→ SUPPLIED DATA:
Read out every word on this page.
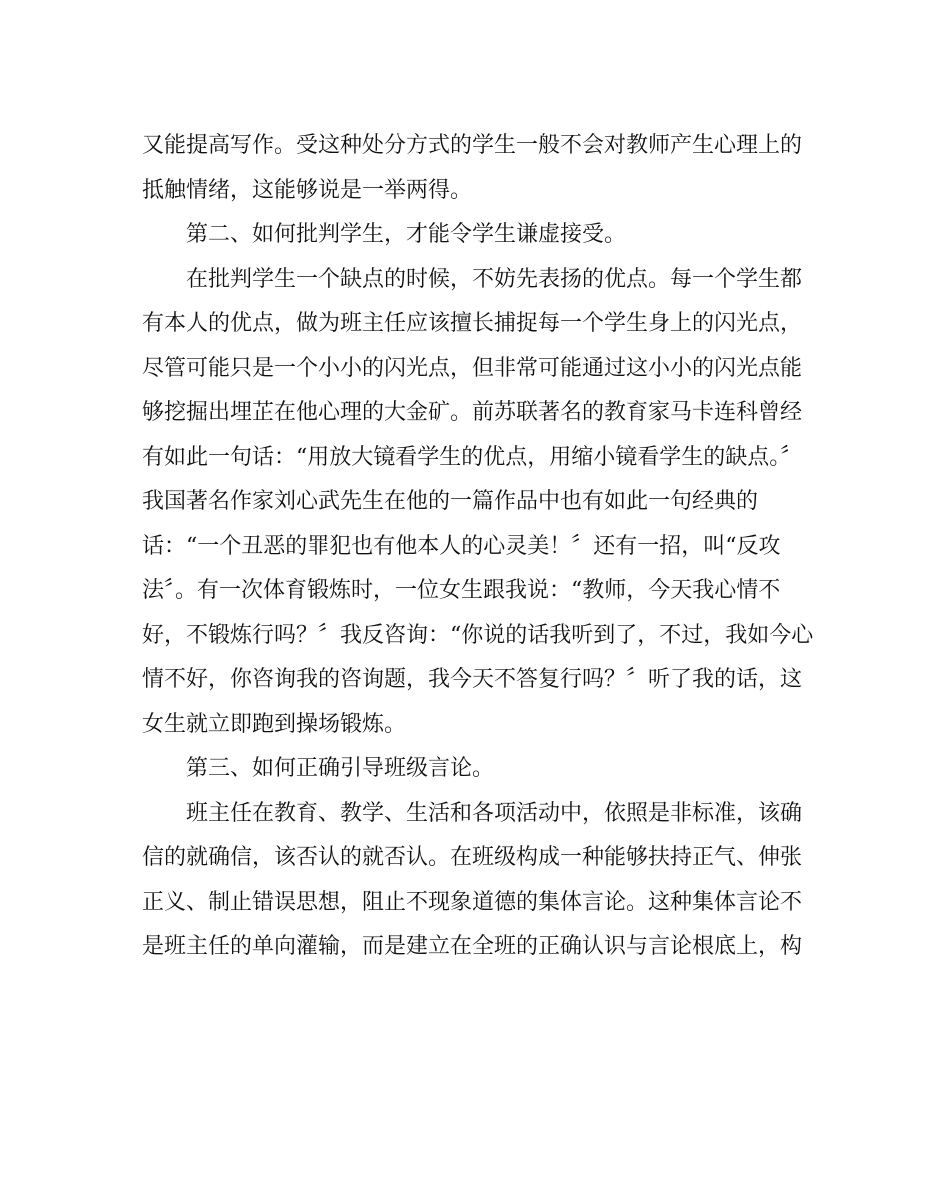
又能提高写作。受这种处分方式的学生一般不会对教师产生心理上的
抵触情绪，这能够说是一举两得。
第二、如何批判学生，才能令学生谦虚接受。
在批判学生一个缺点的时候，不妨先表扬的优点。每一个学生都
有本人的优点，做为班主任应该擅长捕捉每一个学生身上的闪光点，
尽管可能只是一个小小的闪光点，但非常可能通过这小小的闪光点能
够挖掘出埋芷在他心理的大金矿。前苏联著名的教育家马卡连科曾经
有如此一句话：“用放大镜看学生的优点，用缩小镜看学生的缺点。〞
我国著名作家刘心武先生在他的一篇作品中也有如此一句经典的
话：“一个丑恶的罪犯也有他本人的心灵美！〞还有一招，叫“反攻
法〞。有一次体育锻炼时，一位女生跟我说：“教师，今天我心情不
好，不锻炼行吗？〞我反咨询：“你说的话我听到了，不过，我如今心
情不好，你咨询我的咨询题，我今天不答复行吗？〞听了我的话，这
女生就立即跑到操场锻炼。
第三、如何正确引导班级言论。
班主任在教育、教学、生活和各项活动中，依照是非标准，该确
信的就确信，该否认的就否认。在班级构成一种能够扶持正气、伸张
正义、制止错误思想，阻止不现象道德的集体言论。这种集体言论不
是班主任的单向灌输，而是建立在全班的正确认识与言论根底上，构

→ SHORT TASK: The material above must be printed exactly, with its pictures left out.

→ RESPONSE TO THIS TASK:
Read out every word on this page.
又能提高写作。受这种处分方式的学生一般不会对教师产生心理上的
抵触情绪，这能够说是一举两得。
第二、如何批判学生，才能令学生谦虚接受。
在批判学生一个缺点的时候，不妨先表扬的优点。每一个学生都
有本人的优点，做为班主任应该擅长捕捉每一个学生身上的闪光点，
尽管可能只是一个小小的闪光点，但非常可能通过这小小的闪光点能
够挖掘出埋芷在他心理的大金矿。前苏联著名的教育家马卡连科曾经
有如此一句话：“用放大镜看学生的优点，用缩小镜看学生的缺点。〞
我国著名作家刘心武先生在他的一篇作品中也有如此一句经典的
话：“一个丑恶的罪犯也有他本人的心灵美！〞还有一招，叫“反攻
法〞。有一次体育锻炼时，一位女生跟我说：“教师，今天我心情不
好，不锻炼行吗？〞我反咨询：“你说的话我听到了，不过，我如今心
情不好，你咨询我的咨询题，我今天不答复行吗？〞听了我的话，这
女生就立即跑到操场锻炼。
第三、如何正确引导班级言论。
班主任在教育、教学、生活和各项活动中，依照是非标准，该确
信的就确信，该否认的就否认。在班级构成一种能够扶持正气、伸张
正义、制止错误思想，阻止不现象道德的集体言论。这种集体言论不
是班主任的单向灌输，而是建立在全班的正确认识与言论根底上，构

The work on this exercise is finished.